- [RAW RECORDS]:
══════

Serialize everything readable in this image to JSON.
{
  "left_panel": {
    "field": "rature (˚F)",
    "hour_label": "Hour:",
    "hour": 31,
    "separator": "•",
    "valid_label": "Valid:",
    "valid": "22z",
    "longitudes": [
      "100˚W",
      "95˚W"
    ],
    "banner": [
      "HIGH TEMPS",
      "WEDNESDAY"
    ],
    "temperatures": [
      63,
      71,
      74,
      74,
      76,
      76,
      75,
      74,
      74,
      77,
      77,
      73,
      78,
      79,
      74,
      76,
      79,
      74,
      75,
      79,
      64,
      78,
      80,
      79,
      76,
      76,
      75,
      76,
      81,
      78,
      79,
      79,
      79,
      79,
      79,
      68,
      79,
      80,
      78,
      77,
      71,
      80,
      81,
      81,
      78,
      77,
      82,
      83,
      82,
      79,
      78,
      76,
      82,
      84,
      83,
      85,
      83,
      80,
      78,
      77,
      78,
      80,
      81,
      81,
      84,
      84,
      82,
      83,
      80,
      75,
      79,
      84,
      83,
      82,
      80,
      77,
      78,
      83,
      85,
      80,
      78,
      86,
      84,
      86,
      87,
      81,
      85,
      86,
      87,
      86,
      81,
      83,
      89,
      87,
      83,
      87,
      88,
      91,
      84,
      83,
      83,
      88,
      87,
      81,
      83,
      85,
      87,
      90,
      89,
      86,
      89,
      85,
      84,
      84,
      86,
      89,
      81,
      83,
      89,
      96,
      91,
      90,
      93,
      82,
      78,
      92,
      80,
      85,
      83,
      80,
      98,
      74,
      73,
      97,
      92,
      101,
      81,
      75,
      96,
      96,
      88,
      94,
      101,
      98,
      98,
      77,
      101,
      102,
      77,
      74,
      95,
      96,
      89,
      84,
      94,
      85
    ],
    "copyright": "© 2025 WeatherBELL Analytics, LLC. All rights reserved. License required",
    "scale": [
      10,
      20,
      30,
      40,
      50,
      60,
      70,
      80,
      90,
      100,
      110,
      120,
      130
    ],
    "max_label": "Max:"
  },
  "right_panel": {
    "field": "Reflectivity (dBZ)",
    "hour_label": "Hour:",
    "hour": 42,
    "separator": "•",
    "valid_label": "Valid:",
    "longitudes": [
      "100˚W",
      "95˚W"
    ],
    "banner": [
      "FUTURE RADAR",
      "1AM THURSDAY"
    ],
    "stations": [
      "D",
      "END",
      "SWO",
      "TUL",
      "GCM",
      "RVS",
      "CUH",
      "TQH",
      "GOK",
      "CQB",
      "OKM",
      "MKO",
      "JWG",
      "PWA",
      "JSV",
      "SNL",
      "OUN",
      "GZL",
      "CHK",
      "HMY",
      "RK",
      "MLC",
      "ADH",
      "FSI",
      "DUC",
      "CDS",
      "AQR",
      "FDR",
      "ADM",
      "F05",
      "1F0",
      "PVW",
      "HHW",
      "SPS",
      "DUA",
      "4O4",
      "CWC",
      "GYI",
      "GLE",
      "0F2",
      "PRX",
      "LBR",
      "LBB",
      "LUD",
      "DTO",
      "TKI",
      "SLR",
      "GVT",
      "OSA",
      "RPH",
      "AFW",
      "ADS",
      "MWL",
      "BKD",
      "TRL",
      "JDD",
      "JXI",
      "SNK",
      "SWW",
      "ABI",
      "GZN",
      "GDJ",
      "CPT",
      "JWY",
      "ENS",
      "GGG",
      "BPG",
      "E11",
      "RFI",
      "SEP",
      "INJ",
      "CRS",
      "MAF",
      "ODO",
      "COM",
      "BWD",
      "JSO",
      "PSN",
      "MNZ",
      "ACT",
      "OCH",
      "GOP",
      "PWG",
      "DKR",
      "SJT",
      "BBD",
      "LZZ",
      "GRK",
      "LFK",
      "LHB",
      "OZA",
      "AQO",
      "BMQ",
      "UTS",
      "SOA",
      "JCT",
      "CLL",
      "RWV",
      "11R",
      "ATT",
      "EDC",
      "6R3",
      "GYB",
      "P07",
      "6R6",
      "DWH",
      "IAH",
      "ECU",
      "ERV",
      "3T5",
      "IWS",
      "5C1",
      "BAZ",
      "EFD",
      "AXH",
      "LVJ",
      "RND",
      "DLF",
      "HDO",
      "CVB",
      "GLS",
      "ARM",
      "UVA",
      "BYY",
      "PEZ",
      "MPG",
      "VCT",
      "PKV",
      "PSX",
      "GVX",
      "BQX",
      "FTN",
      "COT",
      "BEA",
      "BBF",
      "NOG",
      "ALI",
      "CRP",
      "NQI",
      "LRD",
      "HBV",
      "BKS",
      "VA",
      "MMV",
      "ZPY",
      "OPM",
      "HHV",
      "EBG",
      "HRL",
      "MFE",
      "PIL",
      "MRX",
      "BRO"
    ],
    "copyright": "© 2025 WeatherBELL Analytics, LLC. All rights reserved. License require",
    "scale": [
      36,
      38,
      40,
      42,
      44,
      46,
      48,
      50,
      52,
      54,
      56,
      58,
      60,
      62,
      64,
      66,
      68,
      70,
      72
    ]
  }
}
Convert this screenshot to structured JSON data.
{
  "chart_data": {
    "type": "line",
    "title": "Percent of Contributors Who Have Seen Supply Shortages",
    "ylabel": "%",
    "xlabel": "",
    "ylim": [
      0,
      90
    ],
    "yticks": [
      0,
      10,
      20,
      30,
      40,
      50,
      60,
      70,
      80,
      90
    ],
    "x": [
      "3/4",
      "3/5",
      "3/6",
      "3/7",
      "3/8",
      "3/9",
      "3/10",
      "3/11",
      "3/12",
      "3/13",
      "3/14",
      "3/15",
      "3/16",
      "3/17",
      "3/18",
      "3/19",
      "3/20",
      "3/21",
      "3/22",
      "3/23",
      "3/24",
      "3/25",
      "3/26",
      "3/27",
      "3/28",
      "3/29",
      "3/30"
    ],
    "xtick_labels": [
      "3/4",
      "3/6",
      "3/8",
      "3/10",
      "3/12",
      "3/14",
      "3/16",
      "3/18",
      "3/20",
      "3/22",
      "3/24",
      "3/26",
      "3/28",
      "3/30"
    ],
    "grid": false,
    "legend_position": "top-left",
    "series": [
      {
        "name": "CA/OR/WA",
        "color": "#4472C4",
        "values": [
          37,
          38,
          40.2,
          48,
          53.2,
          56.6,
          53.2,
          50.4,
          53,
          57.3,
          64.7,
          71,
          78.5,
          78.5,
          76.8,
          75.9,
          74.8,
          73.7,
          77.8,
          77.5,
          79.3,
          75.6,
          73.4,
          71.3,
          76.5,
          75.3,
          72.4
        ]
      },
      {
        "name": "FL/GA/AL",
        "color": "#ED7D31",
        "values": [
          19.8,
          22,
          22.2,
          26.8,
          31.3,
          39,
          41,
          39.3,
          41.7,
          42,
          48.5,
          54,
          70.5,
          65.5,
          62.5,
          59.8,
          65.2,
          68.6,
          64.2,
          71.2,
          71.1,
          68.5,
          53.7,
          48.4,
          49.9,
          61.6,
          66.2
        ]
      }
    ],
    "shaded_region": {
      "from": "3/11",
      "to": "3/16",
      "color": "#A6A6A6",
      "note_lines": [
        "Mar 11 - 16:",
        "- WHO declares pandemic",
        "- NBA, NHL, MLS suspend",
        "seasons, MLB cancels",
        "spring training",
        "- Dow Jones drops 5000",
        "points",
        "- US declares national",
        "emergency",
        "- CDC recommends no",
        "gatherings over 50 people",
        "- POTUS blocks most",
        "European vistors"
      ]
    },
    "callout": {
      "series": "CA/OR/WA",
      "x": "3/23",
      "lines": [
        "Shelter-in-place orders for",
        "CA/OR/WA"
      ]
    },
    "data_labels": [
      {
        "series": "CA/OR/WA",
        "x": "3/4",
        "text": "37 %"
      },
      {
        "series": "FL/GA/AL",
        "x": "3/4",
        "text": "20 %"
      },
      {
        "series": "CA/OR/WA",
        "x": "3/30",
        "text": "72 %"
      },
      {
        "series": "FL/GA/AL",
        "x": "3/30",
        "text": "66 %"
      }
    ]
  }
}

══════

- [TASK STATEMENT]:
Find the string "Analytics" in the records, then copy each line where it occurs.

- [COMPLETED TASK]:
    "copyright": "© 2025 WeatherBELL Analytics, LLC. All rights reserved. License required",
    "copyright": "© 2025 WeatherBELL Analytics, LLC. All rights reserved. License require",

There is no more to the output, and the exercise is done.